====== Data excerpts ======

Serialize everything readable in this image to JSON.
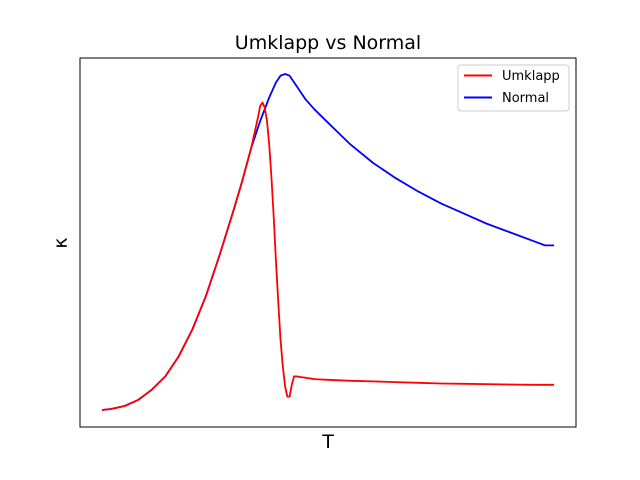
{
  "chart_data": {
    "type": "line",
    "title": "Umklapp vs Normal",
    "xlabel": "T",
    "ylabel": "κ",
    "xticks": [],
    "yticks": [],
    "xlim": [
      0,
      1
    ],
    "ylim": [
      0,
      1
    ],
    "grid": false,
    "legend_position": "top-right",
    "series": [
      {
        "name": "Umklapp",
        "color": "#ff0000",
        "x": [
          0.0,
          0.02,
          0.05,
          0.08,
          0.11,
          0.14,
          0.17,
          0.2,
          0.23,
          0.26,
          0.29,
          0.31,
          0.33,
          0.345,
          0.35,
          0.355,
          0.36,
          0.365,
          0.37,
          0.375,
          0.38,
          0.385,
          0.39,
          0.395,
          0.4,
          0.405,
          0.41,
          0.415,
          0.42,
          0.425,
          0.43,
          0.435,
          0.44,
          0.445,
          0.45,
          0.455,
          0.46,
          0.465,
          0.47,
          0.48,
          0.5,
          0.55,
          0.6,
          0.65,
          0.7,
          0.75,
          0.8,
          0.85,
          0.9,
          0.95,
          1.0
        ],
        "y": [
          0.0,
          0.003,
          0.012,
          0.03,
          0.06,
          0.1,
          0.16,
          0.24,
          0.34,
          0.46,
          0.59,
          0.68,
          0.78,
          0.87,
          0.905,
          0.915,
          0.9,
          0.86,
          0.79,
          0.69,
          0.57,
          0.44,
          0.32,
          0.21,
          0.13,
          0.07,
          0.04,
          0.04,
          0.075,
          0.1,
          0.1,
          0.099,
          0.098,
          0.097,
          0.096,
          0.095,
          0.094,
          0.093,
          0.092,
          0.091,
          0.09,
          0.087,
          0.085,
          0.083,
          0.081,
          0.079,
          0.078,
          0.077,
          0.076,
          0.075,
          0.075
        ]
      },
      {
        "name": "Normal",
        "color": "#0000ff",
        "x": [
          0.0,
          0.02,
          0.05,
          0.08,
          0.11,
          0.14,
          0.17,
          0.2,
          0.23,
          0.26,
          0.29,
          0.31,
          0.33,
          0.35,
          0.37,
          0.385,
          0.395,
          0.405,
          0.415,
          0.43,
          0.45,
          0.47,
          0.5,
          0.55,
          0.6,
          0.65,
          0.7,
          0.75,
          0.8,
          0.85,
          0.9,
          0.95,
          0.98,
          1.0
        ],
        "y": [
          0.0,
          0.003,
          0.012,
          0.03,
          0.06,
          0.1,
          0.16,
          0.24,
          0.34,
          0.46,
          0.59,
          0.68,
          0.78,
          0.86,
          0.93,
          0.975,
          0.995,
          1.0,
          0.995,
          0.965,
          0.925,
          0.895,
          0.855,
          0.79,
          0.735,
          0.69,
          0.65,
          0.615,
          0.585,
          0.555,
          0.53,
          0.505,
          0.49,
          0.49
        ]
      }
    ]
  }
}
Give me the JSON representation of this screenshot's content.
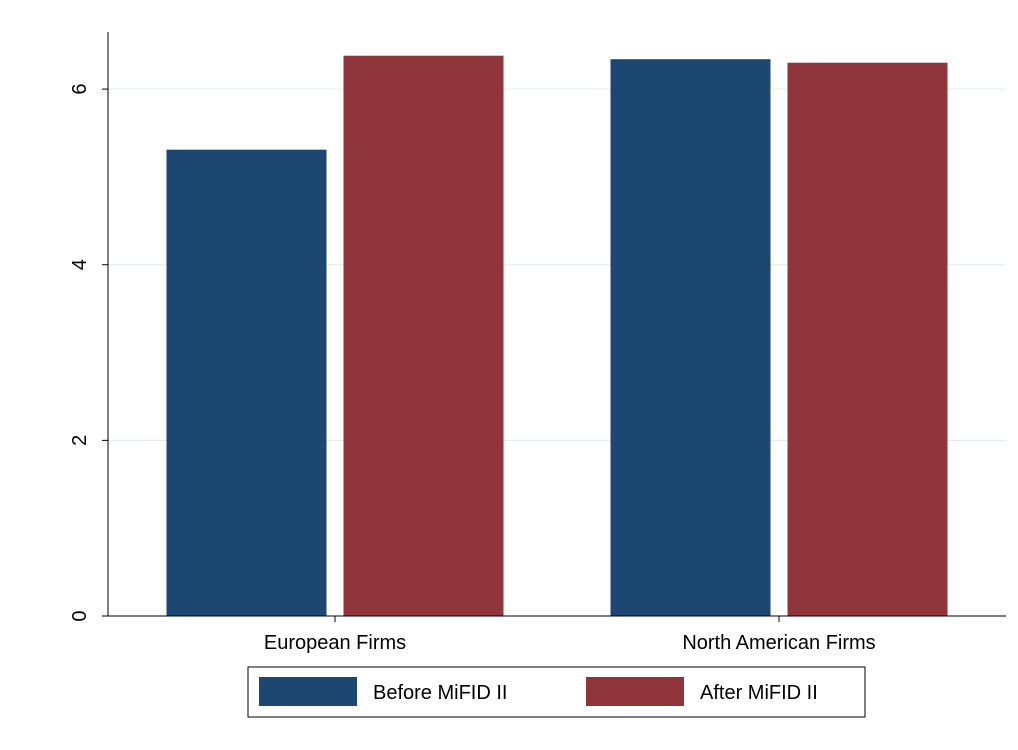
{
  "chart_data": {
    "type": "bar",
    "title": "",
    "xlabel": "",
    "ylabel": "",
    "categories": [
      "European Firms",
      "North American Firms"
    ],
    "series": [
      {
        "name": "Before MiFID II",
        "values": [
          5.31,
          6.34
        ],
        "color": "#1c4770"
      },
      {
        "name": "After MiFID II",
        "values": [
          6.38,
          6.3
        ],
        "color": "#90353b"
      }
    ],
    "ylim": [
      0,
      6.65
    ],
    "yticks": [
      "0",
      "2",
      "4",
      "6"
    ],
    "grid": true,
    "legend_position": "bottom-center"
  }
}
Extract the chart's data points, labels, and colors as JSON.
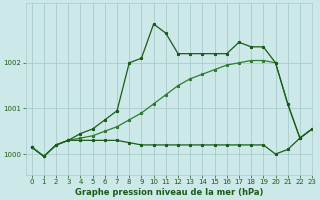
{
  "title": "Graphe pression niveau de la mer (hPa)",
  "background_color": "#cce8e8",
  "grid_color": "#aacccc",
  "line_color_dark": "#1a5c1a",
  "line_color_med": "#2e7d32",
  "xlim": [
    -0.5,
    23
  ],
  "ylim": [
    999.55,
    1003.3
  ],
  "yticks": [
    1000,
    1001,
    1002
  ],
  "xticks": [
    0,
    1,
    2,
    3,
    4,
    5,
    6,
    7,
    8,
    9,
    10,
    11,
    12,
    13,
    14,
    15,
    16,
    17,
    18,
    19,
    20,
    21,
    22,
    23
  ],
  "series1_x": [
    0,
    1,
    2,
    3,
    4,
    5,
    6,
    7,
    8,
    9,
    10,
    11,
    12,
    13,
    14,
    15,
    16,
    17,
    18,
    19,
    20,
    21,
    22,
    23
  ],
  "series1_y": [
    1000.15,
    999.95,
    1000.2,
    1000.3,
    1000.45,
    1000.55,
    1000.75,
    1000.95,
    1002.0,
    1002.1,
    1002.85,
    1002.65,
    1002.2,
    1002.2,
    1002.2,
    1002.2,
    1002.2,
    1002.45,
    1002.35,
    1002.35,
    1002.0,
    1001.1,
    1000.35,
    1000.55
  ],
  "series2_x": [
    0,
    1,
    2,
    3,
    4,
    5,
    6,
    7,
    8,
    9,
    10,
    11,
    12,
    13,
    14,
    15,
    16,
    17,
    18,
    19,
    20,
    21,
    22,
    23
  ],
  "series2_y": [
    1000.15,
    999.95,
    1000.2,
    1000.3,
    1000.35,
    1000.4,
    1000.5,
    1000.6,
    1000.75,
    1000.9,
    1001.1,
    1001.3,
    1001.5,
    1001.65,
    1001.75,
    1001.85,
    1001.95,
    1002.0,
    1002.05,
    1002.05,
    1002.0,
    1001.1,
    1000.35,
    1000.55
  ],
  "series3_x": [
    0,
    1,
    2,
    3,
    4,
    5,
    6,
    7,
    8,
    9,
    10,
    11,
    12,
    13,
    14,
    15,
    16,
    17,
    18,
    19,
    20,
    21,
    22,
    23
  ],
  "series3_y": [
    1000.15,
    999.95,
    1000.2,
    1000.3,
    1000.3,
    1000.3,
    1000.3,
    1000.3,
    1000.25,
    1000.2,
    1000.2,
    1000.2,
    1000.2,
    1000.2,
    1000.2,
    1000.2,
    1000.2,
    1000.2,
    1000.2,
    1000.2,
    1000.0,
    1000.1,
    1000.35,
    1000.55
  ],
  "xlabel_fontsize": 6.0,
  "tick_fontsize": 5.0,
  "lw": 0.9,
  "ms": 2.0
}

======

* Given request:
Output a faithful copy of the data, with each picture left out.

* Task response:
Serialize everything readable in this image to JSON.
{
  "chart_data": {
    "type": "line",
    "title": "Umklapp vs Normal",
    "xlabel": "T",
    "ylabel": "κ",
    "xticks": [],
    "yticks": [],
    "xlim": [
      0,
      1
    ],
    "ylim": [
      0,
      1
    ],
    "grid": false,
    "legend_position": "top-right",
    "series": [
      {
        "name": "Umklapp",
        "color": "#ff0000",
        "x": [
          0.0,
          0.02,
          0.05,
          0.08,
          0.11,
          0.14,
          0.17,
          0.2,
          0.23,
          0.26,
          0.29,
          0.31,
          0.33,
          0.345,
          0.35,
          0.355,
          0.36,
          0.365,
          0.37,
          0.375,
          0.38,
          0.385,
          0.39,
          0.395,
          0.4,
          0.405,
          0.41,
          0.415,
          0.42,
          0.425,
          0.43,
          0.435,
          0.44,
          0.445,
          0.45,
          0.455,
          0.46,
          0.465,
          0.47,
          0.48,
          0.5,
          0.55,
          0.6,
          0.65,
          0.7,
          0.75,
          0.8,
          0.85,
          0.9,
          0.95,
          1.0
        ],
        "y": [
          0.0,
          0.003,
          0.012,
          0.03,
          0.06,
          0.1,
          0.16,
          0.24,
          0.34,
          0.46,
          0.59,
          0.68,
          0.78,
          0.87,
          0.905,
          0.915,
          0.9,
          0.86,
          0.79,
          0.69,
          0.57,
          0.44,
          0.32,
          0.21,
          0.13,
          0.07,
          0.04,
          0.04,
          0.075,
          0.1,
          0.1,
          0.099,
          0.098,
          0.097,
          0.096,
          0.095,
          0.094,
          0.093,
          0.092,
          0.091,
          0.09,
          0.087,
          0.085,
          0.083,
          0.081,
          0.079,
          0.078,
          0.077,
          0.076,
          0.075,
          0.075
        ]
      },
      {
        "name": "Normal",
        "color": "#0000ff",
        "x": [
          0.0,
          0.02,
          0.05,
          0.08,
          0.11,
          0.14,
          0.17,
          0.2,
          0.23,
          0.26,
          0.29,
          0.31,
          0.33,
          0.35,
          0.37,
          0.385,
          0.395,
          0.405,
          0.415,
          0.43,
          0.45,
          0.47,
          0.5,
          0.55,
          0.6,
          0.65,
          0.7,
          0.75,
          0.8,
          0.85,
          0.9,
          0.95,
          0.98,
          1.0
        ],
        "y": [
          0.0,
          0.003,
          0.012,
          0.03,
          0.06,
          0.1,
          0.16,
          0.24,
          0.34,
          0.46,
          0.59,
          0.68,
          0.78,
          0.86,
          0.93,
          0.975,
          0.995,
          1.0,
          0.995,
          0.965,
          0.925,
          0.895,
          0.855,
          0.79,
          0.735,
          0.69,
          0.65,
          0.615,
          0.585,
          0.555,
          0.53,
          0.505,
          0.49,
          0.49
        ]
      }
    ]
  }
}
Give me the JSON representation of this screenshot's content.
{
  "chart_data": {
    "type": "bar",
    "title": "",
    "xlabel": "",
    "ylabel": "",
    "categories": [
      "European Firms",
      "North American Firms"
    ],
    "series": [
      {
        "name": "Before MiFID II",
        "values": [
          5.31,
          6.34
        ],
        "color": "#1c4770"
      },
      {
        "name": "After MiFID II",
        "values": [
          6.38,
          6.3
        ],
        "color": "#90353b"
      }
    ],
    "ylim": [
      0,
      6.65
    ],
    "yticks": [
      "0",
      "2",
      "4",
      "6"
    ],
    "grid": true,
    "legend_position": "bottom-center"
  }
}
Extract the chart's data points, labels, and colors as JSON.
{
  "title": "Graphe pression niveau de la mer (hPa)",
  "background_color": "#cce8e8",
  "grid_color": "#aacccc",
  "line_color_dark": "#1a5c1a",
  "line_color_med": "#2e7d32",
  "xlim": [
    -0.5,
    23
  ],
  "ylim": [
    999.55,
    1003.3
  ],
  "yticks": [
    1000,
    1001,
    1002
  ],
  "xticks": [
    0,
    1,
    2,
    3,
    4,
    5,
    6,
    7,
    8,
    9,
    10,
    11,
    12,
    13,
    14,
    15,
    16,
    17,
    18,
    19,
    20,
    21,
    22,
    23
  ],
  "series1_x": [
    0,
    1,
    2,
    3,
    4,
    5,
    6,
    7,
    8,
    9,
    10,
    11,
    12,
    13,
    14,
    15,
    16,
    17,
    18,
    19,
    20,
    21,
    22,
    23
  ],
  "series1_y": [
    1000.15,
    999.95,
    1000.2,
    1000.3,
    1000.45,
    1000.55,
    1000.75,
    1000.95,
    1002.0,
    1002.1,
    1002.85,
    1002.65,
    1002.2,
    1002.2,
    1002.2,
    1002.2,
    1002.2,
    1002.45,
    1002.35,
    1002.35,
    1002.0,
    1001.1,
    1000.35,
    1000.55
  ],
  "series2_x": [
    0,
    1,
    2,
    3,
    4,
    5,
    6,
    7,
    8,
    9,
    10,
    11,
    12,
    13,
    14,
    15,
    16,
    17,
    18,
    19,
    20,
    21,
    22,
    23
  ],
  "series2_y": [
    1000.15,
    999.95,
    1000.2,
    1000.3,
    1000.35,
    1000.4,
    1000.5,
    1000.6,
    1000.75,
    1000.9,
    1001.1,
    1001.3,
    1001.5,
    1001.65,
    1001.75,
    1001.85,
    1001.95,
    1002.0,
    1002.05,
    1002.05,
    1002.0,
    1001.1,
    1000.35,
    1000.55
  ],
  "series3_x": [
    0,
    1,
    2,
    3,
    4,
    5,
    6,
    7,
    8,
    9,
    10,
    11,
    12,
    13,
    14,
    15,
    16,
    17,
    18,
    19,
    20,
    21,
    22,
    23
  ],
  "series3_y": [
    1000.15,
    999.95,
    1000.2,
    1000.3,
    1000.3,
    1000.3,
    1000.3,
    1000.3,
    1000.25,
    1000.2,
    1000.2,
    1000.2,
    1000.2,
    1000.2,
    1000.2,
    1000.2,
    1000.2,
    1000.2,
    1000.2,
    1000.2,
    1000.0,
    1000.1,
    1000.35,
    1000.55
  ],
  "xlabel_fontsize": 6.0,
  "tick_fontsize": 5.0,
  "lw": 0.9,
  "ms": 2.0
}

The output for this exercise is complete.